* **AUSGANGSTEXT**
◆ ◆ ◆
»Ich dachte, HipHop ist mal wieder tot, doch endlich kommt was Neues raus. Du sagst, du willst mich schlagen, aber tauchst dann mit deinen Eltern auf.« In dieser unscheinbaren Line lässt sich glatt die gesamte Essenz von »Breakdance auf Scherben«, dem dritten Tape der Berliner Rapper Tiefbasskommando, herauslesen. Mit zwei Jahren Abstand zum letzten Langspieler releasten sie am 6. Mai 2022 ein 18 Song starkes Album und versorgen ausgehungerte Fans mit über einer Stunde Bass und Pöbelei.
Seit 2019 bringen Tiefbasskommando einen verschollen geglaubten Sound zurück, der aus der Zeit gefallen ist. Auf unverkennbare Beats des hauseigenen Produzenten Retado legen sich zweispurige Lines, die vielleicht nicht besonders gehaltvoll, doch mindestens unterhaltsam sind. Das dritte Album klingt noch etwas roher als seine Vorgänger und besticht durch eigensinniges Mastern und renitente Flows. Dabei kristallisieren sich Einflüsse von Berliner Untergrundlegenden wie Taktloss, Frauenarzt und Orgi69 heraus.
◆ ◆ ◆
* **DATENSÄTZE**
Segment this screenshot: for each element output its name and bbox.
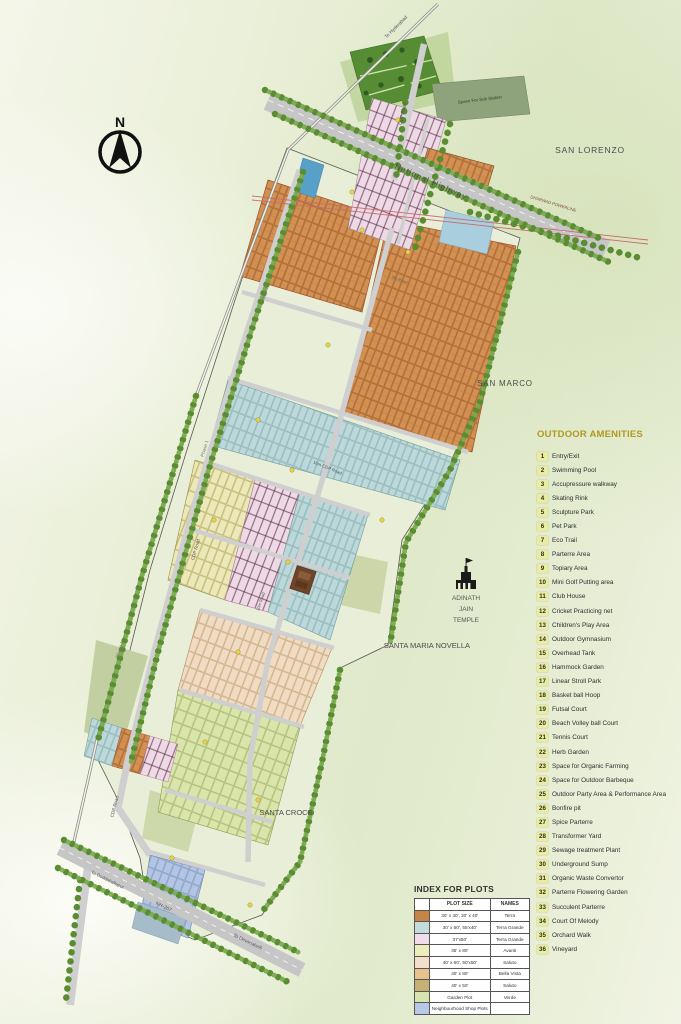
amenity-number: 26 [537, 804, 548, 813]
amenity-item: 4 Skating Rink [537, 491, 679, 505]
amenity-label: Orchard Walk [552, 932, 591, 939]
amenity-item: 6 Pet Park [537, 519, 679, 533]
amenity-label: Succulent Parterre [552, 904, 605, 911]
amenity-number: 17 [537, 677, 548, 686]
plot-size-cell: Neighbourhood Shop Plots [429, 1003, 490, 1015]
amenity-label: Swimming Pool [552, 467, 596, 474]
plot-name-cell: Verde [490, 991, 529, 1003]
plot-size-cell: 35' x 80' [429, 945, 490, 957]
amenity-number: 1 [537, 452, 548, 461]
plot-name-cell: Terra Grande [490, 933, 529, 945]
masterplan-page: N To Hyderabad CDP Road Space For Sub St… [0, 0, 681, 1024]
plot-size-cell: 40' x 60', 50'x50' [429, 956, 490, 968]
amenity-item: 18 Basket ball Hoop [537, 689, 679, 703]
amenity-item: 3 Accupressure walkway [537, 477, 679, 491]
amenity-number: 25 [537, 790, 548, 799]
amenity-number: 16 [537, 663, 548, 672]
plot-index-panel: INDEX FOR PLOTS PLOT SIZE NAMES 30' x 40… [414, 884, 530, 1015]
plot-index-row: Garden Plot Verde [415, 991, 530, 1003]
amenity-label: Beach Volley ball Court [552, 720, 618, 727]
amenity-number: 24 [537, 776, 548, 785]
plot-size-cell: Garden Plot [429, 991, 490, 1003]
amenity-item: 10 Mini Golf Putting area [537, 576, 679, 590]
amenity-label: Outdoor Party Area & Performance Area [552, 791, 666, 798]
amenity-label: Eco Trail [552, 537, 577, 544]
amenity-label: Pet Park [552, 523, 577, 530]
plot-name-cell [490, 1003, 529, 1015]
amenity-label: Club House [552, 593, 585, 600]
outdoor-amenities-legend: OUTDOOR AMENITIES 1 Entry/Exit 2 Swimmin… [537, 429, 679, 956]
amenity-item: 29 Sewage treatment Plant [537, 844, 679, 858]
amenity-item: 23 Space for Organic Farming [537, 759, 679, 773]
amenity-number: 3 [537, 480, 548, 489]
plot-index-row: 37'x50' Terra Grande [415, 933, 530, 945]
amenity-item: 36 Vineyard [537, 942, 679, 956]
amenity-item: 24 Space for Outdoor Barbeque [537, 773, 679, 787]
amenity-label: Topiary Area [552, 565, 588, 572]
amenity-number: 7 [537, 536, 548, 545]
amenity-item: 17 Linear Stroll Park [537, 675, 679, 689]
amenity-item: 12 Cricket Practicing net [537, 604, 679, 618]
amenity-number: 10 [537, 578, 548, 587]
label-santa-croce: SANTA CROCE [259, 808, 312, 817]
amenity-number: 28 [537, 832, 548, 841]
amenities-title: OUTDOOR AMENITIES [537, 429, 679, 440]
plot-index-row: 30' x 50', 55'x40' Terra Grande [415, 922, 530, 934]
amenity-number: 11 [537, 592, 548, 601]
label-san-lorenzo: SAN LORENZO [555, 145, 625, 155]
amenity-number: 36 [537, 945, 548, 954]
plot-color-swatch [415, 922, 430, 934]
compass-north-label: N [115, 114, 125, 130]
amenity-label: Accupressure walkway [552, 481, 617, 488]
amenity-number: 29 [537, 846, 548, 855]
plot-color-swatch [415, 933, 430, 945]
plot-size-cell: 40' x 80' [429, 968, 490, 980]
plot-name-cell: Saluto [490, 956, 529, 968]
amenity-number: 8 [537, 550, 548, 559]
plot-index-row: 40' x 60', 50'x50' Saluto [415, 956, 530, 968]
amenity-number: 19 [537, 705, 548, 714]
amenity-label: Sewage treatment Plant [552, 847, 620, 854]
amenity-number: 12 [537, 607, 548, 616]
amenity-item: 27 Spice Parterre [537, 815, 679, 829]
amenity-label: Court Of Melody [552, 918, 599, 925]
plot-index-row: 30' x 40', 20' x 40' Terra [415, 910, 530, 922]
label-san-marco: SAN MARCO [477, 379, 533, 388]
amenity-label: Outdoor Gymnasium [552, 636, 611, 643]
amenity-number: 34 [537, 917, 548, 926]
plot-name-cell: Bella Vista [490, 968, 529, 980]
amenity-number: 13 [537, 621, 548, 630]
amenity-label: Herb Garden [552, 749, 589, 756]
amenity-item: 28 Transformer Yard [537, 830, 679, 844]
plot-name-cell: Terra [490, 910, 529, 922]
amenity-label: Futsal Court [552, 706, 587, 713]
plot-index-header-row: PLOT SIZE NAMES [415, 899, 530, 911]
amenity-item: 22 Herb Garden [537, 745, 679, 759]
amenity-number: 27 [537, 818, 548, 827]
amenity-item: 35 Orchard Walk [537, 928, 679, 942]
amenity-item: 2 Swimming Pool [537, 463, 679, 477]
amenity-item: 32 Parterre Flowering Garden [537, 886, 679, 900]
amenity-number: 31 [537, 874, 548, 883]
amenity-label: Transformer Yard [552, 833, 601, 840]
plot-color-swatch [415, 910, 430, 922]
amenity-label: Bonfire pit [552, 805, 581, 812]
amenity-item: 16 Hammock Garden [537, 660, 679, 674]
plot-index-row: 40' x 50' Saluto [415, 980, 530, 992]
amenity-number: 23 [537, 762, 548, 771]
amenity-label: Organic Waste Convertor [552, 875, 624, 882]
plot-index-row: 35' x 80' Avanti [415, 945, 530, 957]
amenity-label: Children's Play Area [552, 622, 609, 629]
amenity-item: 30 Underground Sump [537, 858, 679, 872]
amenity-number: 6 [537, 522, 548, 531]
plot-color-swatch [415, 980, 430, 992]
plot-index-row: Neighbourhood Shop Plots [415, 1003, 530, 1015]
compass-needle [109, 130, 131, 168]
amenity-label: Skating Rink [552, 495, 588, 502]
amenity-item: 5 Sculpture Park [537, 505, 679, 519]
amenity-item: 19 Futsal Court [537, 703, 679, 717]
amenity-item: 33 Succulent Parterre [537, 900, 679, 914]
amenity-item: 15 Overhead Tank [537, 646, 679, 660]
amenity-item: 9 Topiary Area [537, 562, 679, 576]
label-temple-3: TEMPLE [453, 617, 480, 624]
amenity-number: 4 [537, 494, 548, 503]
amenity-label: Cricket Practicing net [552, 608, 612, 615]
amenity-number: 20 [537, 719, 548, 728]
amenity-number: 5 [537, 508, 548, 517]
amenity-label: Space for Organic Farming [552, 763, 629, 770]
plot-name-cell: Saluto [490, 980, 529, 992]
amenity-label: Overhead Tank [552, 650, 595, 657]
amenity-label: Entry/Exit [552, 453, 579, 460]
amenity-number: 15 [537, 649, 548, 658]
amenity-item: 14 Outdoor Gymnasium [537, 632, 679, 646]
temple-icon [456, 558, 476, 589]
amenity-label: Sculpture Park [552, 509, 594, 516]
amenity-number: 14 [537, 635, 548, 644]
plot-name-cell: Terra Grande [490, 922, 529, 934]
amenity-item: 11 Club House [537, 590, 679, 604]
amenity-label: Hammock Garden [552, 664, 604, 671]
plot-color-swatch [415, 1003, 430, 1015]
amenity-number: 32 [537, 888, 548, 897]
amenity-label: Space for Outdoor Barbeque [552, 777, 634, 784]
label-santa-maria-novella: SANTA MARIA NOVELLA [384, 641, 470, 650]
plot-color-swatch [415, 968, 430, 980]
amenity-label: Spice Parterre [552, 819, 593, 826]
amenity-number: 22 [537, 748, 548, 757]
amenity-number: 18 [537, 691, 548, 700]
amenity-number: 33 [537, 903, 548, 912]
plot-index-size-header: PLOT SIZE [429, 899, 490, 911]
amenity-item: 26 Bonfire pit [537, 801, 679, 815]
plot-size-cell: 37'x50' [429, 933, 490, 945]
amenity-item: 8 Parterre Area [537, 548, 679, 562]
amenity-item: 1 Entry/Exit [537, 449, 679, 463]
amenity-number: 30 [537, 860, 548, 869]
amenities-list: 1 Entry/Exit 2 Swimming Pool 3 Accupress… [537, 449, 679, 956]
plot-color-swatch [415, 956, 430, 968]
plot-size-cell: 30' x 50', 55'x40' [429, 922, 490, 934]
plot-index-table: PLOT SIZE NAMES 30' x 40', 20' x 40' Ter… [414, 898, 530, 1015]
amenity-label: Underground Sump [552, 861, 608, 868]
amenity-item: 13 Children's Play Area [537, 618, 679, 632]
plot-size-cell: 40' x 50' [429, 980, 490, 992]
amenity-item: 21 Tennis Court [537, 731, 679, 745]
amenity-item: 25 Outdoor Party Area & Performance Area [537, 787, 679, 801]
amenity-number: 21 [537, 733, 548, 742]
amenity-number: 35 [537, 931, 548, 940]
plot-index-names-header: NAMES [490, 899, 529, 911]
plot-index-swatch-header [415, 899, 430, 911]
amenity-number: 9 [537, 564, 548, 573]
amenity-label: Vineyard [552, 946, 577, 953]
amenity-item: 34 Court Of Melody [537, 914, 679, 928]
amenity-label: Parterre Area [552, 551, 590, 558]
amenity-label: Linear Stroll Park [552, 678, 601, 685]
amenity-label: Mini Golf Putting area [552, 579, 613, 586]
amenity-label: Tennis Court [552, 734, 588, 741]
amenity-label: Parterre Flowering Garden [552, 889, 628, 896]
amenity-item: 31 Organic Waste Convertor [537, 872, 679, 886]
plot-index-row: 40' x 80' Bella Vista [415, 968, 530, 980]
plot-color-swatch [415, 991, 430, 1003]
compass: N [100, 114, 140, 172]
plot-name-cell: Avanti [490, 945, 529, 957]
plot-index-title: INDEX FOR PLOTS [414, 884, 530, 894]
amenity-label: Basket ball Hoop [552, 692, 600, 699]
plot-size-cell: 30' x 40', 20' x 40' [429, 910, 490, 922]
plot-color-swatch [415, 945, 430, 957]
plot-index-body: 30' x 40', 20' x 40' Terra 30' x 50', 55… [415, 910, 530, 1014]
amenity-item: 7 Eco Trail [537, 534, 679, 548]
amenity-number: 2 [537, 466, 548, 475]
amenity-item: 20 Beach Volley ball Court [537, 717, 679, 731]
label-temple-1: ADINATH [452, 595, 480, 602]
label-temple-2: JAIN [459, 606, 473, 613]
◆ ◆ ◆
* **AUFGABEN**
- A) Gib die Datenzeilen von der Zeile mit „amenity-number: 26 [537, 804, 548, 813]“ bis einschließlich der Zeile mit „plot-size-cell: Neighbourhood Shop“ wortgetreu wieder.
- B) Führe den Text über das Album »Breakdance auf Scherben« im Anschluss an seinen letzten Satz weiter.

* **ANTWORTEN**
- A)
amenity-number: 26 [537, 804, 548, 813]
amenity-item: 4 Skating Rink [537, 491, 679, 505]
amenity-label: Orchard Walk [552, 932, 591, 939]
amenity-item: 6 Pet Park [537, 519, 679, 533]
amenity-label: Succulent Parterre [552, 904, 605, 911]
amenity-number: 17 [537, 677, 548, 686]
plot-size-cell: Neighbourhood Shop Plots [429, 1003, 490, 1015]

- B)
Zeitlose Gegenbewegung
Tiefbasskommando bleiben einem aussterbenden Berlin treu, das sich gegen Gentrifizierung und Hypersensibilität durchzusetzen versucht. Während sie sich teilweise gegen die Bourgeoisie der modernen HipHop-Szene positionieren, wie im gelungenen »World of Hip Hop Skit«, und Lines wie »Warum macht heut jeder Pisser einen auf Hollywood? Du und ich sind nicht die gleichen, deine Raps sind für mich Schmutz«, funktioniert der Großteil des Albums als zeitlose Gegenbewegung, die sich nicht zwanghaft als solche beweisen muss. Dabei verzichten sie auf dramatisierte Härte, wie sie häufig im Straßenrap zu finden ist, sondern bedienen sich einer erheiternden Polemik, die wenig bedrohlich wirkt.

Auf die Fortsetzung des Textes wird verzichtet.